■ **GIVEN TASK**
All of the data should be repeated exactly; pictures are not part of the copy.

■ **PROVIDED RECORDS**
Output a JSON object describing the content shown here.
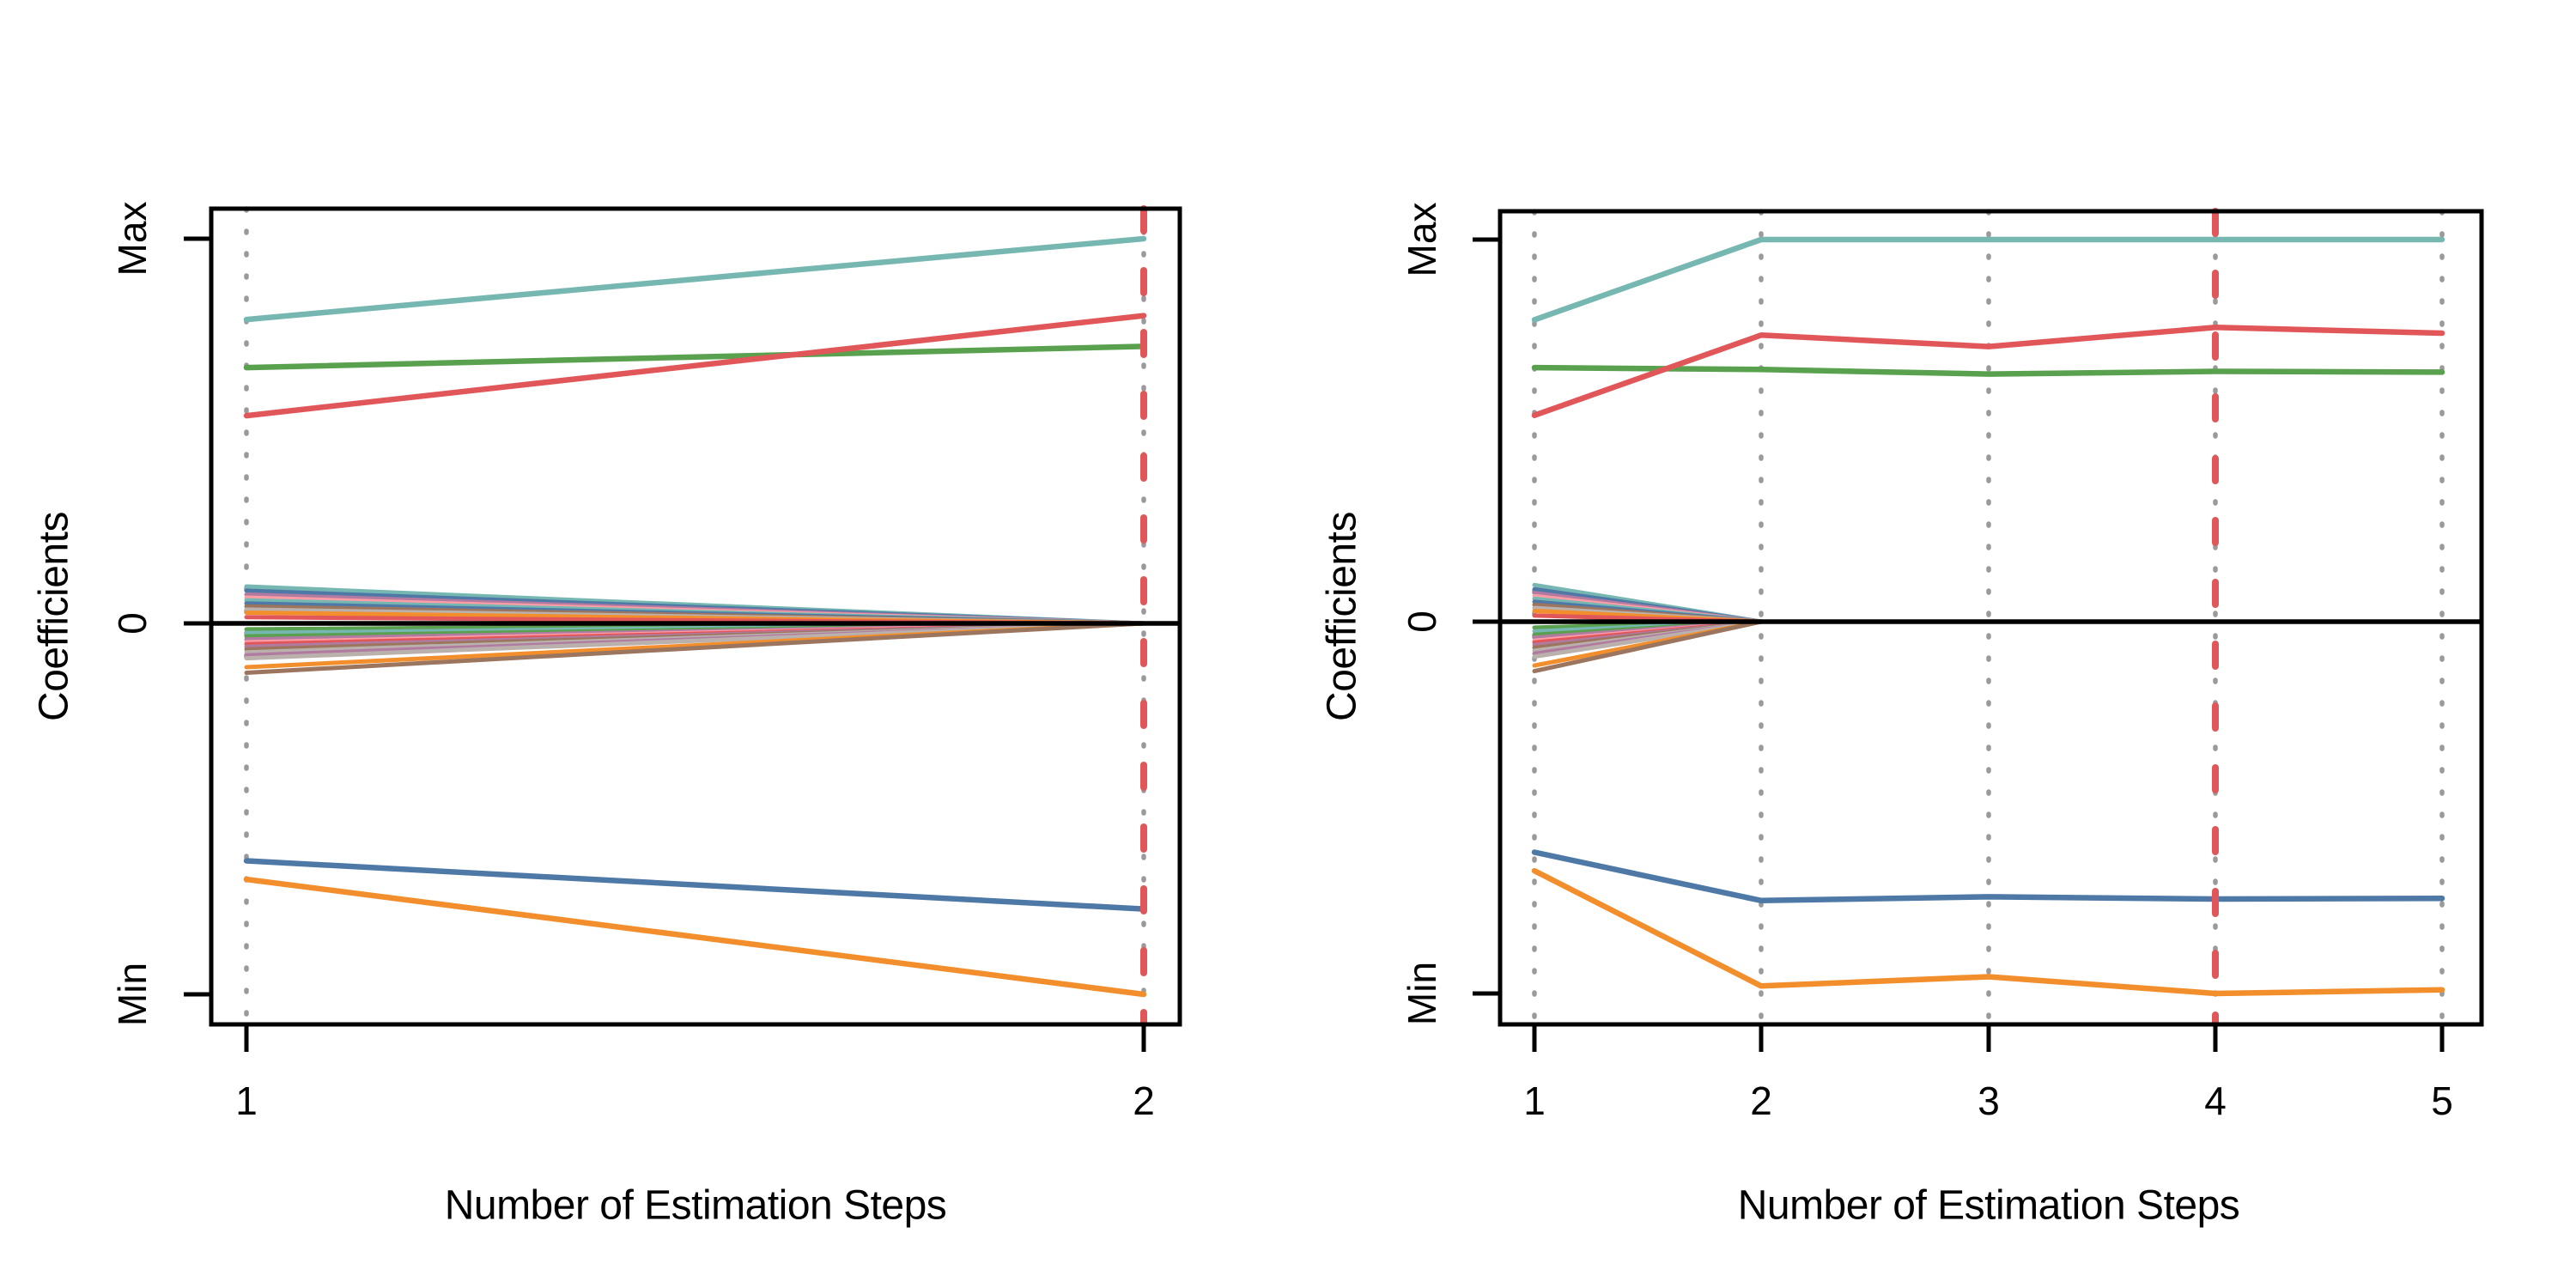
{
  "figure": {
    "background": "#ffffff",
    "axis_color": "#000000",
    "zero_line_color": "#000000",
    "grid_line_color": "#9a9a9a",
    "ref_line_color": "#e15759",
    "palette": {
      "blue": "#4e79a7",
      "orange": "#f28e2b",
      "red": "#e15759",
      "teal": "#76b7b2",
      "green": "#59a14f",
      "purple": "#b07aa1",
      "pink": "#ff9da7",
      "brown": "#9c755f",
      "gray": "#bab0ac"
    }
  },
  "chart_data": [
    {
      "type": "line",
      "title": "",
      "xlabel": "Number of Estimation Steps",
      "ylabel": "Coefficients",
      "x": [
        1,
        2
      ],
      "xtick_labels": [
        "1",
        "2"
      ],
      "ytick_labels": [
        "Max",
        "0",
        "Min"
      ],
      "ylim": [
        "Min",
        "Max"
      ],
      "grid": "vertical dotted at each step",
      "ref_vline_at_step": 2,
      "series": [
        {
          "name": "teal-max-coefficient",
          "color": "#76b7b2",
          "values": [
            0.79,
            1.0
          ]
        },
        {
          "name": "green-coefficient",
          "color": "#59a14f",
          "values": [
            0.665,
            0.72
          ]
        },
        {
          "name": "blue-coefficient",
          "color": "#4e79a7",
          "values": [
            -0.64,
            -0.77
          ]
        },
        {
          "name": "orange-min-coefficient",
          "color": "#f28e2b",
          "values": [
            -0.69,
            -1.0
          ]
        },
        {
          "name": "red-coefficient",
          "color": "#e15759",
          "values": [
            0.54,
            0.8
          ]
        }
      ],
      "cluster": {
        "note": "fan of small coefficients shrinking to exactly 0 after step 1",
        "converges_to": 0,
        "lines": [
          {
            "color": "#76b7b2",
            "start": 0.096
          },
          {
            "color": "#4e79a7",
            "start": 0.085
          },
          {
            "color": "#b07aa1",
            "start": 0.075
          },
          {
            "color": "#ff9da7",
            "start": 0.067
          },
          {
            "color": "#76b7b2",
            "start": 0.06
          },
          {
            "color": "#4e79a7",
            "start": 0.052
          },
          {
            "color": "#9c755f",
            "start": 0.044
          },
          {
            "color": "#bab0ac",
            "start": 0.036
          },
          {
            "color": "#f28e2b",
            "start": 0.028
          },
          {
            "color": "#e15759",
            "start": 0.016
          },
          {
            "color": "#59a14f",
            "start": -0.016
          },
          {
            "color": "#76b7b2",
            "start": -0.026
          },
          {
            "color": "#59a14f",
            "start": -0.035
          },
          {
            "color": "#b07aa1",
            "start": -0.043
          },
          {
            "color": "#ff9da7",
            "start": -0.051
          },
          {
            "color": "#e15759",
            "start": -0.056
          },
          {
            "color": "#b07aa1",
            "start": -0.063
          },
          {
            "color": "#9c755f",
            "start": -0.07
          },
          {
            "color": "#bab0ac",
            "start": -0.078
          },
          {
            "color": "#b07aa1",
            "start": -0.086
          },
          {
            "color": "#bab0ac",
            "start": -0.094
          },
          {
            "color": "#f28e2b",
            "start": -0.118
          },
          {
            "color": "#9c755f",
            "start": -0.133
          }
        ]
      }
    },
    {
      "type": "line",
      "title": "",
      "xlabel": "Number of Estimation Steps",
      "ylabel": "Coefficients",
      "x": [
        1,
        2,
        3,
        4,
        5
      ],
      "xtick_labels": [
        "1",
        "2",
        "3",
        "4",
        "5"
      ],
      "ytick_labels": [
        "Max",
        "0",
        "Min"
      ],
      "ylim": [
        "Min",
        "Max"
      ],
      "grid": "vertical dotted at each step",
      "ref_vline_at_step": 4,
      "series": [
        {
          "name": "teal-max-coefficient",
          "color": "#76b7b2",
          "values": [
            0.79,
            1.0,
            1.0,
            1.0,
            1.0
          ]
        },
        {
          "name": "green-coefficient",
          "color": "#59a14f",
          "values": [
            0.665,
            0.66,
            0.648,
            0.655,
            0.653
          ]
        },
        {
          "name": "blue-coefficient",
          "color": "#4e79a7",
          "values": [
            -0.62,
            -0.75,
            -0.74,
            -0.746,
            -0.744
          ]
        },
        {
          "name": "orange-min-coefficient",
          "color": "#f28e2b",
          "values": [
            -0.67,
            -0.98,
            -0.955,
            -1.0,
            -0.99
          ]
        },
        {
          "name": "red-coefficient",
          "color": "#e15759",
          "values": [
            0.54,
            0.75,
            0.72,
            0.77,
            0.755
          ]
        }
      ],
      "cluster": {
        "note": "fan of small coefficients shrinking to exactly 0 after step 1",
        "converges_to": 0,
        "lines": [
          {
            "color": "#76b7b2",
            "start": 0.096
          },
          {
            "color": "#4e79a7",
            "start": 0.085
          },
          {
            "color": "#b07aa1",
            "start": 0.075
          },
          {
            "color": "#ff9da7",
            "start": 0.067
          },
          {
            "color": "#76b7b2",
            "start": 0.06
          },
          {
            "color": "#4e79a7",
            "start": 0.052
          },
          {
            "color": "#9c755f",
            "start": 0.044
          },
          {
            "color": "#bab0ac",
            "start": 0.036
          },
          {
            "color": "#f28e2b",
            "start": 0.028
          },
          {
            "color": "#e15759",
            "start": 0.016
          },
          {
            "color": "#59a14f",
            "start": -0.016
          },
          {
            "color": "#76b7b2",
            "start": -0.026
          },
          {
            "color": "#59a14f",
            "start": -0.035
          },
          {
            "color": "#b07aa1",
            "start": -0.043
          },
          {
            "color": "#ff9da7",
            "start": -0.051
          },
          {
            "color": "#e15759",
            "start": -0.056
          },
          {
            "color": "#b07aa1",
            "start": -0.063
          },
          {
            "color": "#9c755f",
            "start": -0.07
          },
          {
            "color": "#bab0ac",
            "start": -0.078
          },
          {
            "color": "#b07aa1",
            "start": -0.086
          },
          {
            "color": "#bab0ac",
            "start": -0.094
          },
          {
            "color": "#f28e2b",
            "start": -0.118
          },
          {
            "color": "#9c755f",
            "start": -0.133
          }
        ]
      }
    }
  ]
}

■ **ANSWER FOR THIS EXERCISE**
Output a JSON object describing the content shown here.
{
  "figure": {
    "background": "#ffffff",
    "axis_color": "#000000",
    "zero_line_color": "#000000",
    "grid_line_color": "#9a9a9a",
    "ref_line_color": "#e15759",
    "palette": {
      "blue": "#4e79a7",
      "orange": "#f28e2b",
      "red": "#e15759",
      "teal": "#76b7b2",
      "green": "#59a14f",
      "purple": "#b07aa1",
      "pink": "#ff9da7",
      "brown": "#9c755f",
      "gray": "#bab0ac"
    }
  },
  "chart_data": [
    {
      "type": "line",
      "title": "",
      "xlabel": "Number of Estimation Steps",
      "ylabel": "Coefficients",
      "x": [
        1,
        2
      ],
      "xtick_labels": [
        "1",
        "2"
      ],
      "ytick_labels": [
        "Max",
        "0",
        "Min"
      ],
      "ylim": [
        "Min",
        "Max"
      ],
      "grid": "vertical dotted at each step",
      "ref_vline_at_step": 2,
      "series": [
        {
          "name": "teal-max-coefficient",
          "color": "#76b7b2",
          "values": [
            0.79,
            1.0
          ]
        },
        {
          "name": "green-coefficient",
          "color": "#59a14f",
          "values": [
            0.665,
            0.72
          ]
        },
        {
          "name": "blue-coefficient",
          "color": "#4e79a7",
          "values": [
            -0.64,
            -0.77
          ]
        },
        {
          "name": "orange-min-coefficient",
          "color": "#f28e2b",
          "values": [
            -0.69,
            -1.0
          ]
        },
        {
          "name": "red-coefficient",
          "color": "#e15759",
          "values": [
            0.54,
            0.8
          ]
        }
      ],
      "cluster": {
        "note": "fan of small coefficients shrinking to exactly 0 after step 1",
        "converges_to": 0,
        "lines": [
          {
            "color": "#76b7b2",
            "start": 0.096
          },
          {
            "color": "#4e79a7",
            "start": 0.085
          },
          {
            "color": "#b07aa1",
            "start": 0.075
          },
          {
            "color": "#ff9da7",
            "start": 0.067
          },
          {
            "color": "#76b7b2",
            "start": 0.06
          },
          {
            "color": "#4e79a7",
            "start": 0.052
          },
          {
            "color": "#9c755f",
            "start": 0.044
          },
          {
            "color": "#bab0ac",
            "start": 0.036
          },
          {
            "color": "#f28e2b",
            "start": 0.028
          },
          {
            "color": "#e15759",
            "start": 0.016
          },
          {
            "color": "#59a14f",
            "start": -0.016
          },
          {
            "color": "#76b7b2",
            "start": -0.026
          },
          {
            "color": "#59a14f",
            "start": -0.035
          },
          {
            "color": "#b07aa1",
            "start": -0.043
          },
          {
            "color": "#ff9da7",
            "start": -0.051
          },
          {
            "color": "#e15759",
            "start": -0.056
          },
          {
            "color": "#b07aa1",
            "start": -0.063
          },
          {
            "color": "#9c755f",
            "start": -0.07
          },
          {
            "color": "#bab0ac",
            "start": -0.078
          },
          {
            "color": "#b07aa1",
            "start": -0.086
          },
          {
            "color": "#bab0ac",
            "start": -0.094
          },
          {
            "color": "#f28e2b",
            "start": -0.118
          },
          {
            "color": "#9c755f",
            "start": -0.133
          }
        ]
      }
    },
    {
      "type": "line",
      "title": "",
      "xlabel": "Number of Estimation Steps",
      "ylabel": "Coefficients",
      "x": [
        1,
        2,
        3,
        4,
        5
      ],
      "xtick_labels": [
        "1",
        "2",
        "3",
        "4",
        "5"
      ],
      "ytick_labels": [
        "Max",
        "0",
        "Min"
      ],
      "ylim": [
        "Min",
        "Max"
      ],
      "grid": "vertical dotted at each step",
      "ref_vline_at_step": 4,
      "series": [
        {
          "name": "teal-max-coefficient",
          "color": "#76b7b2",
          "values": [
            0.79,
            1.0,
            1.0,
            1.0,
            1.0
          ]
        },
        {
          "name": "green-coefficient",
          "color": "#59a14f",
          "values": [
            0.665,
            0.66,
            0.648,
            0.655,
            0.653
          ]
        },
        {
          "name": "blue-coefficient",
          "color": "#4e79a7",
          "values": [
            -0.62,
            -0.75,
            -0.74,
            -0.746,
            -0.744
          ]
        },
        {
          "name": "orange-min-coefficient",
          "color": "#f28e2b",
          "values": [
            -0.67,
            -0.98,
            -0.955,
            -1.0,
            -0.99
          ]
        },
        {
          "name": "red-coefficient",
          "color": "#e15759",
          "values": [
            0.54,
            0.75,
            0.72,
            0.77,
            0.755
          ]
        }
      ],
      "cluster": {
        "note": "fan of small coefficients shrinking to exactly 0 after step 1",
        "converges_to": 0,
        "lines": [
          {
            "color": "#76b7b2",
            "start": 0.096
          },
          {
            "color": "#4e79a7",
            "start": 0.085
          },
          {
            "color": "#b07aa1",
            "start": 0.075
          },
          {
            "color": "#ff9da7",
            "start": 0.067
          },
          {
            "color": "#76b7b2",
            "start": 0.06
          },
          {
            "color": "#4e79a7",
            "start": 0.052
          },
          {
            "color": "#9c755f",
            "start": 0.044
          },
          {
            "color": "#bab0ac",
            "start": 0.036
          },
          {
            "color": "#f28e2b",
            "start": 0.028
          },
          {
            "color": "#e15759",
            "start": 0.016
          },
          {
            "color": "#59a14f",
            "start": -0.016
          },
          {
            "color": "#76b7b2",
            "start": -0.026
          },
          {
            "color": "#59a14f",
            "start": -0.035
          },
          {
            "color": "#b07aa1",
            "start": -0.043
          },
          {
            "color": "#ff9da7",
            "start": -0.051
          },
          {
            "color": "#e15759",
            "start": -0.056
          },
          {
            "color": "#b07aa1",
            "start": -0.063
          },
          {
            "color": "#9c755f",
            "start": -0.07
          },
          {
            "color": "#bab0ac",
            "start": -0.078
          },
          {
            "color": "#b07aa1",
            "start": -0.086
          },
          {
            "color": "#bab0ac",
            "start": -0.094
          },
          {
            "color": "#f28e2b",
            "start": -0.118
          },
          {
            "color": "#9c755f",
            "start": -0.133
          }
        ]
      }
    }
  ]
}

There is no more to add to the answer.